** begin LISTED ENTRIES **
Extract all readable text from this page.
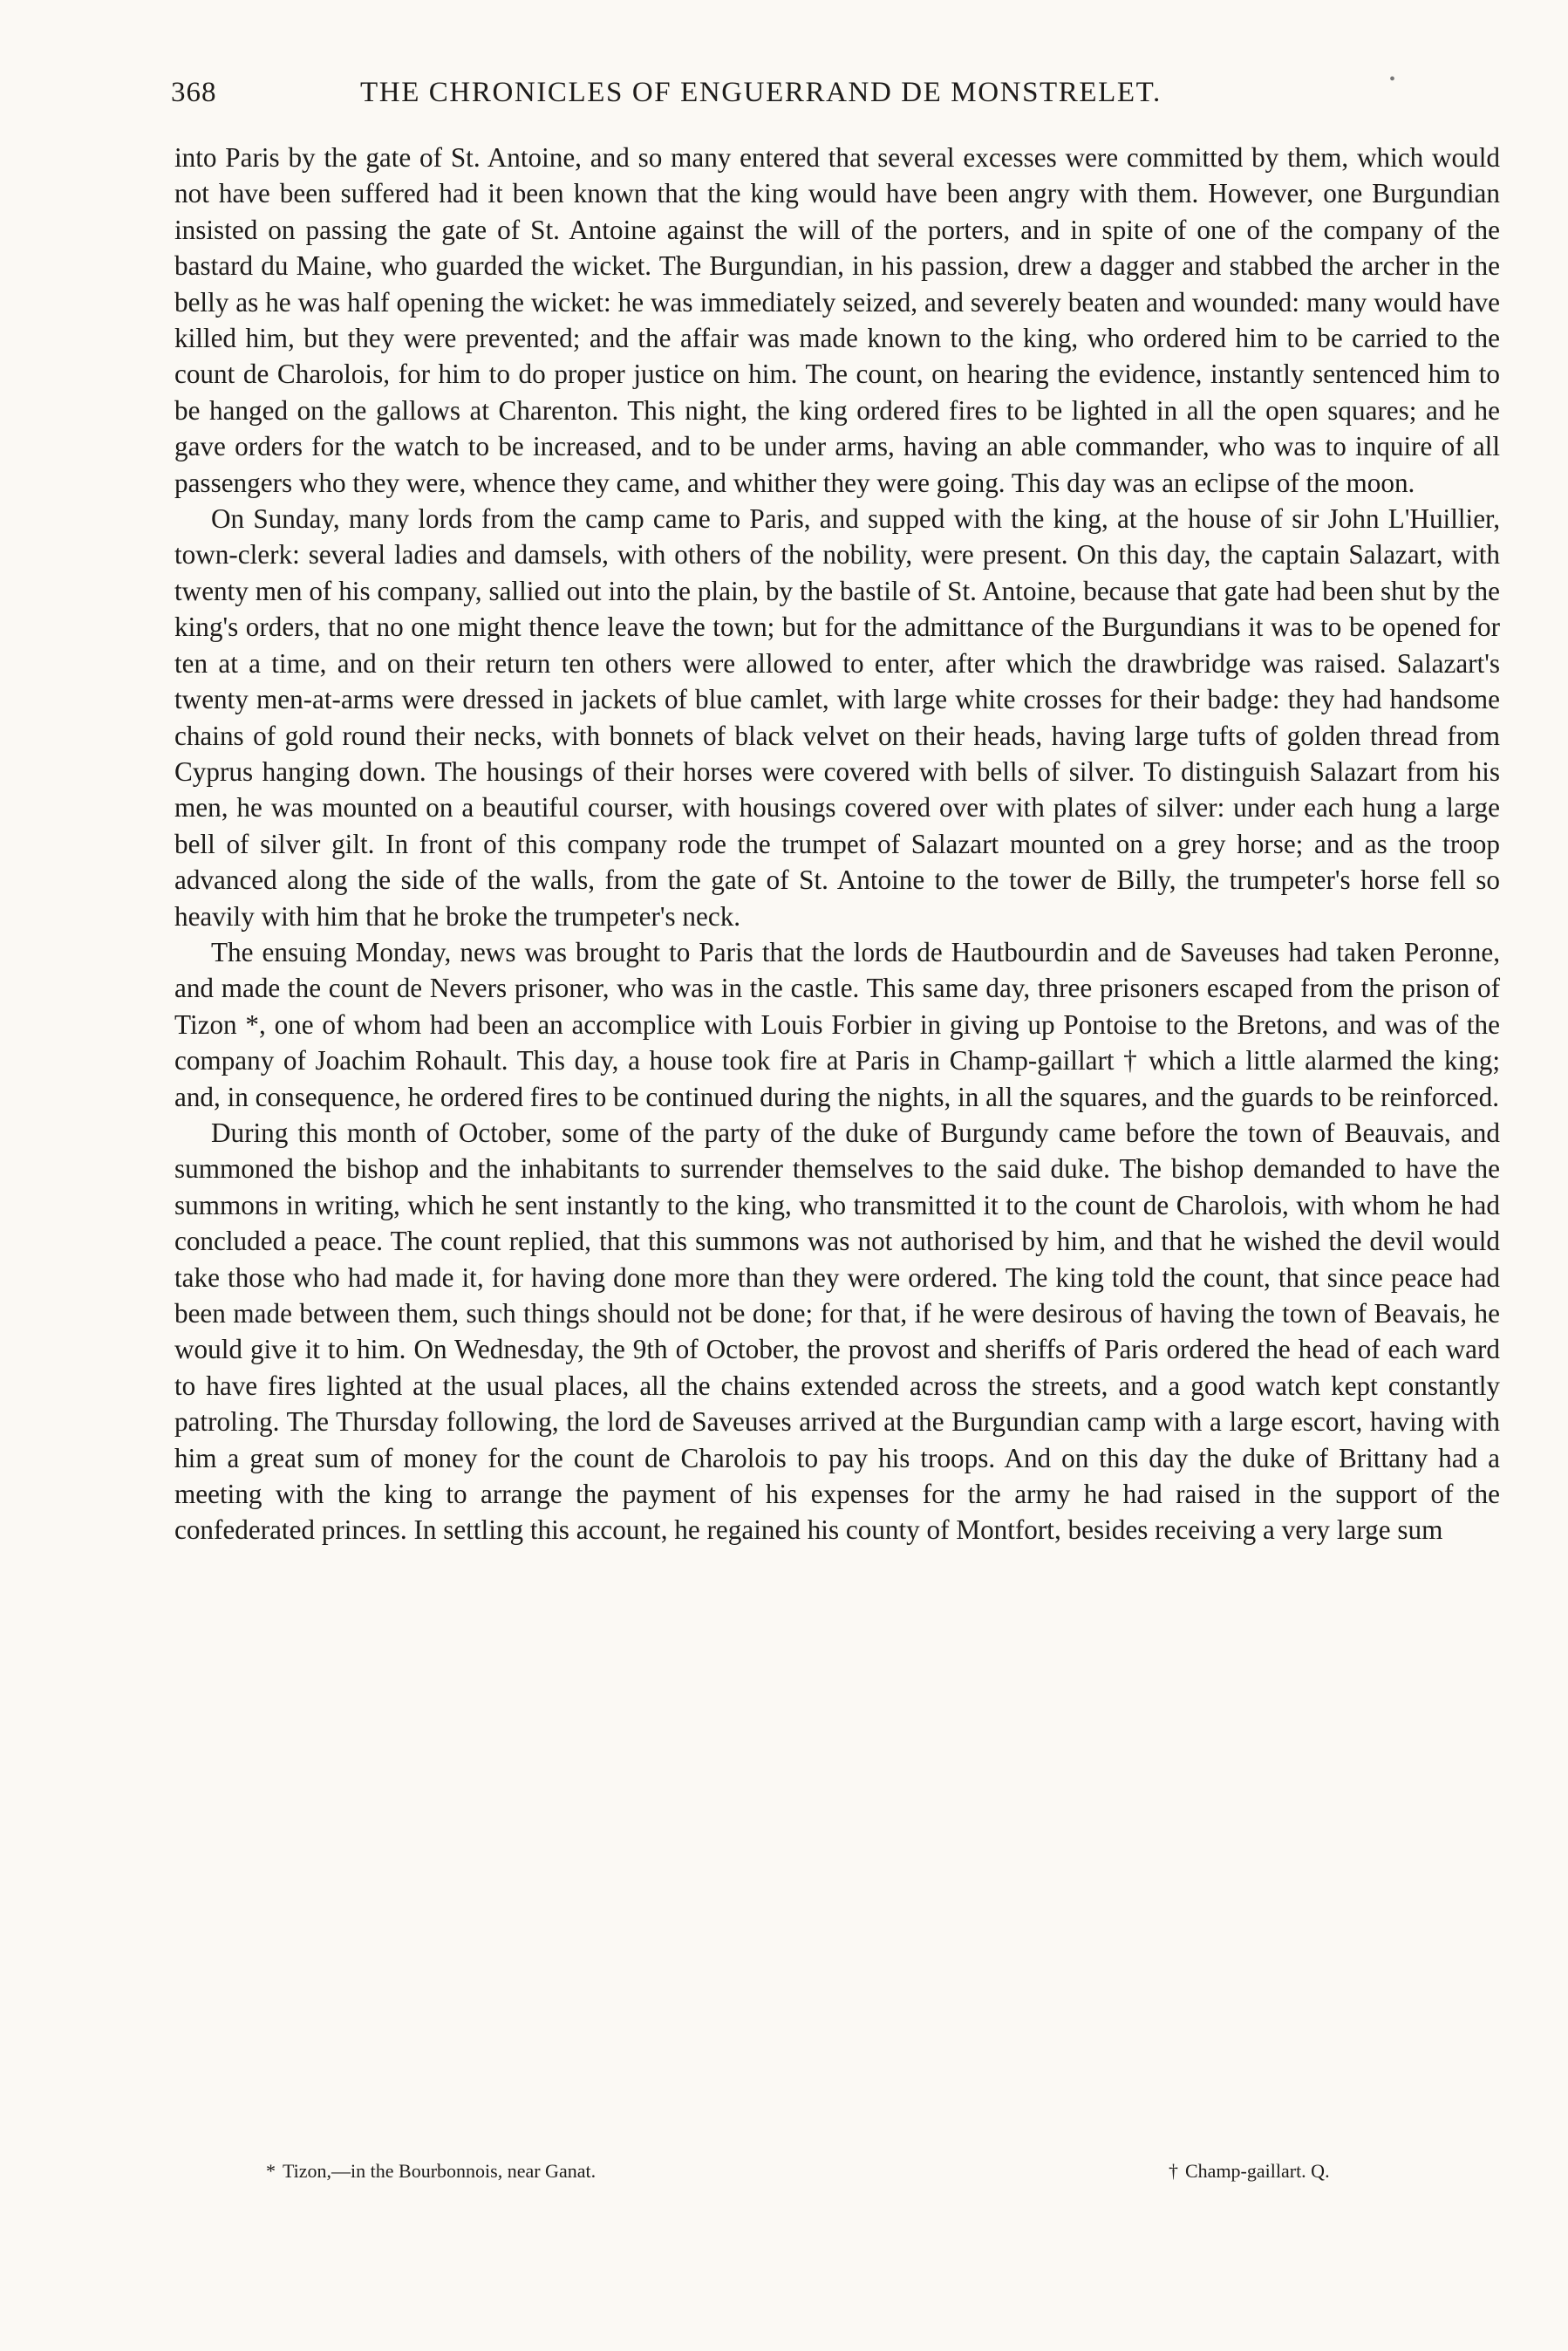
368	THE CHRONICLES OF ENGUERRAND DE MONSTRELET.	•

into Paris by the gate of St. Antoine, and so many entered that several excesses were committed by them, which would not have been suffered had it been known that the king would have been angry with them. However, one Burgundian insisted on passing the gate of St. Antoine against the will of the porters, and in spite of one of the company of the bastard du Maine, who guarded the wicket. The Burgundian, in his passion, drew a dagger and stabbed the archer in the belly as he was half opening the wicket: he was immediately seized, and severely beaten and wounded: many would have killed him, but they were prevented; and the affair was made known to the king, who ordered him to be carried to the count de Charolois, for him to do proper justice on him. The count, on hearing the evidence, instantly sentenced him to be hanged on the gallows at Charenton. This night, the king ordered fires to be lighted in all the open squares; and he gave orders for the watch to be increased, and to be under arms, having an able commander, who was to inquire of all passengers who they were, whence they came, and whither they were going. This day was an eclipse of the moon.

On Sunday, many lords from the camp came to Paris, and supped with the king, at the house of sir John L'Huillier, town-clerk: several ladies and damsels, with others of the nobility, were present. On this day, the captain Salazart, with twenty men of his company, sallied out into the plain, by the bastile of St. Antoine, because that gate had been shut by the king's orders, that no one might thence leave the town; but for the admittance of the Burgundians it was to be opened for ten at a time, and on their return ten others were allowed to enter, after which the drawbridge was raised. Salazart's twenty men-at-arms were dressed in jackets of blue camlet, with large white crosses for their badge: they had handsome chains of gold round their necks, with bonnets of black velvet on their heads, having large tufts of golden thread from Cyprus hanging down. The housings of their horses were covered with bells of silver. To distinguish Salazart from his men, he was mounted on a beautiful courser, with housings covered over with plates of silver: under each hung a large bell of silver gilt. In front of this company rode the trumpet of Salazart mounted on a grey horse; and as the troop advanced along the side of the walls, from the gate of St. Antoine to the tower de Billy, the trumpeter's horse fell so heavily with him that he broke the trumpeter's neck.

The ensuing Monday, news was brought to Paris that the lords de Hautbourdin and de Saveuses had taken Peronne, and made the count de Nevers prisoner, who was in the castle. This same day, three prisoners escaped from the prison of Tizon *, one of whom had been an accomplice with Louis Forbier in giving up Pontoise to the Bretons, and was of the company of Joachim Rohault. This day, a house took fire at Paris in Champ-gaillart † which a little alarmed the king; and, in consequence, he ordered fires to be continued during the nights, in all the squares, and the guards to be reinforced.

During this month of October, some of the party of the duke of Burgundy came before the town of Beauvais, and summoned the bishop and the inhabitants to surrender themselves to the said duke. The bishop demanded to have the summons in writing, which he sent instantly to the king, who transmitted it to the count de Charolois, with whom he had concluded a peace. The count replied, that this summons was not authorised by him, and that he wished the devil would take those who had made it, for having done more than they were ordered. The king told the count, that since peace had been made between them, such things should not be done; for that, if he were desirous of having the town of Beavais, he would give it to him. On Wednesday, the 9th of October, the provost and sheriffs of Paris ordered the head of each ward to have fires lighted at the usual places, all the chains extended across the streets, and a good watch kept constantly patroling. The Thursday following, the lord de Saveuses arrived at the Burgundian camp with a large escort, having with him a great sum of money for the count de Charolois to pay his troops. And on this day the duke of Brittany had a meeting with the king to arrange the payment of his expenses for the army he had raised in the support of the confederated princes. In settling this account, he regained his county of Montfort, besides receiving a very large sum

* Tizon,—in the Bourbonnois, near Ganat.	† Champ-gaillart. Q.
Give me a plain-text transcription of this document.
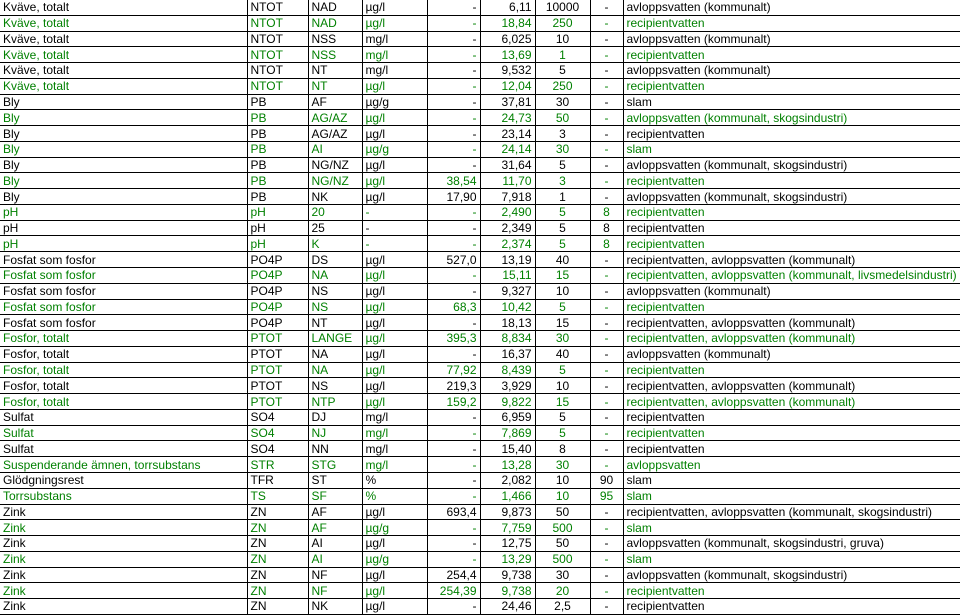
Kväve, totalt	NTOT	NAD	µg/l	-	6,11	10000	-	avloppsvatten (kommunalt)
Kväve, totalt	NTOT	NAD	µg/l	-	18,84	250	-	recipientvatten
Kväve, totalt	NTOT	NSS	mg/l	-	6,025	10	-	avloppsvatten (kommunalt)
Kväve, totalt	NTOT	NSS	mg/l	-	13,69	1	-	recipientvatten
Kväve, totalt	NTOT	NT	mg/l	-	9,532	5	-	avloppsvatten (kommunalt)
Kväve, totalt	NTOT	NT	µg/l	-	12,04	250	-	recipientvatten
Bly	PB	AF	µg/g	-	37,81	30	-	slam
Bly	PB	AG/AZ	µg/l	-	24,73	50	-	avloppsvatten (kommunalt, skogsindustri)
Bly	PB	AG/AZ	µg/l	-	23,14	3	-	recipientvatten
Bly	PB	AI	µg/g	-	24,14	30	-	slam
Bly	PB	NG/NZ	µg/l	-	31,64	5	-	avloppsvatten (kommunalt, skogsindustri)
Bly	PB	NG/NZ	µg/l	38,54	11,70	3	-	recipientvatten
Bly	PB	NK	µg/l	17,90	7,918	1	-	avloppsvatten (kommunalt, skogsindustri)
pH	pH	20	-	-	2,490	5	8	recipientvatten
pH	pH	25	-	-	2,349	5	8	recipientvatten
pH	pH	K	-	-	2,374	5	8	recipientvatten
Fosfat som fosfor	PO4P	DS	µg/l	527,0	13,19	40	-	recipientvatten, avloppsvatten (kommunalt)
Fosfat som fosfor	PO4P	NA	µg/l	-	15,11	15	-	recipientvatten, avloppsvatten (kommunalt, livsmedelsindustri)
Fosfat som fosfor	PO4P	NS	µg/l	-	9,327	10	-	avloppsvatten (kommunalt)
Fosfat som fosfor	PO4P	NS	µg/l	68,3	10,42	5	-	recipientvatten
Fosfat som fosfor	PO4P	NT	µg/l	-	18,13	15	-	recipientvatten, avloppsvatten (kommunalt)
Fosfor, totalt	PTOT	LANGE	µg/l	395,3	8,834	30	-	recipientvatten, avloppsvatten (kommunalt)
Fosfor, totalt	PTOT	NA	µg/l	-	16,37	40	-	avloppsvatten (kommunalt)
Fosfor, totalt	PTOT	NA	µg/l	77,92	8,439	5	-	recipientvatten
Fosfor, totalt	PTOT	NS	µg/l	219,3	3,929	10	-	recipientvatten, avloppsvatten (kommunalt)
Fosfor, totalt	PTOT	NTP	µg/l	159,2	9,822	15	-	recipientvatten, avloppsvatten (kommunalt)
Sulfat	SO4	DJ	mg/l	-	6,959	5	-	recipientvatten
Sulfat	SO4	NJ	mg/l	-	7,869	5	-	recipientvatten
Sulfat	SO4	NN	mg/l	-	15,40	8	-	recipientvatten
Suspenderande ämnen, torrsubstans	STR	STG	mg/l	-	13,28	30	-	avloppsvatten
Glödgningsrest	TFR	ST	%	-	2,082	10	90	slam
Torrsubstans	TS	SF	%	-	1,466	10	95	slam
Zink	ZN	AF	µg/l	693,4	9,873	50	-	recipientvatten, avloppsvatten (kommunalt, skogsindustri)
Zink	ZN	AF	µg/g	-	7,759	500	-	slam
Zink	ZN	AI	µg/l	-	12,75	50	-	avloppsvatten (kommunalt, skogsindustri, gruva)
Zink	ZN	AI	µg/g	-	13,29	500	-	slam
Zink	ZN	NF	µg/l	254,4	9,738	30	-	avloppsvatten (kommunalt, skogsindustri)
Zink	ZN	NF	µg/l	254,39	9,738	20	-	recipientvatten
Zink	ZN	NK	µg/l	-	24,46	2,5	-	recipientvatten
** end LISTED ENTRIES **
TASK
Show every line from the entries above in which "Champ" appears.

TASK RESPONSE
The ensuing Monday, news was brought to Paris that the lords de Hautbourdin and de Saveuses had taken Peronne, and made the count de Nevers prisoner, who was in the castle. This same day, three prisoners escaped from the prison of Tizon *, one of whom had been an accomplice with Louis Forbier in giving up Pontoise to the Bretons, and was of the company of Joachim Rohault. This day, a house took fire at Paris in Champ-gaillart † which a little alarmed the king; and, in consequence, he ordered fires to be continued during the nights, in all the squares, and the guards to be reinforced.
* Tizon,—in the Bourbonnois, near Ganat.	† Champ-gaillart. Q.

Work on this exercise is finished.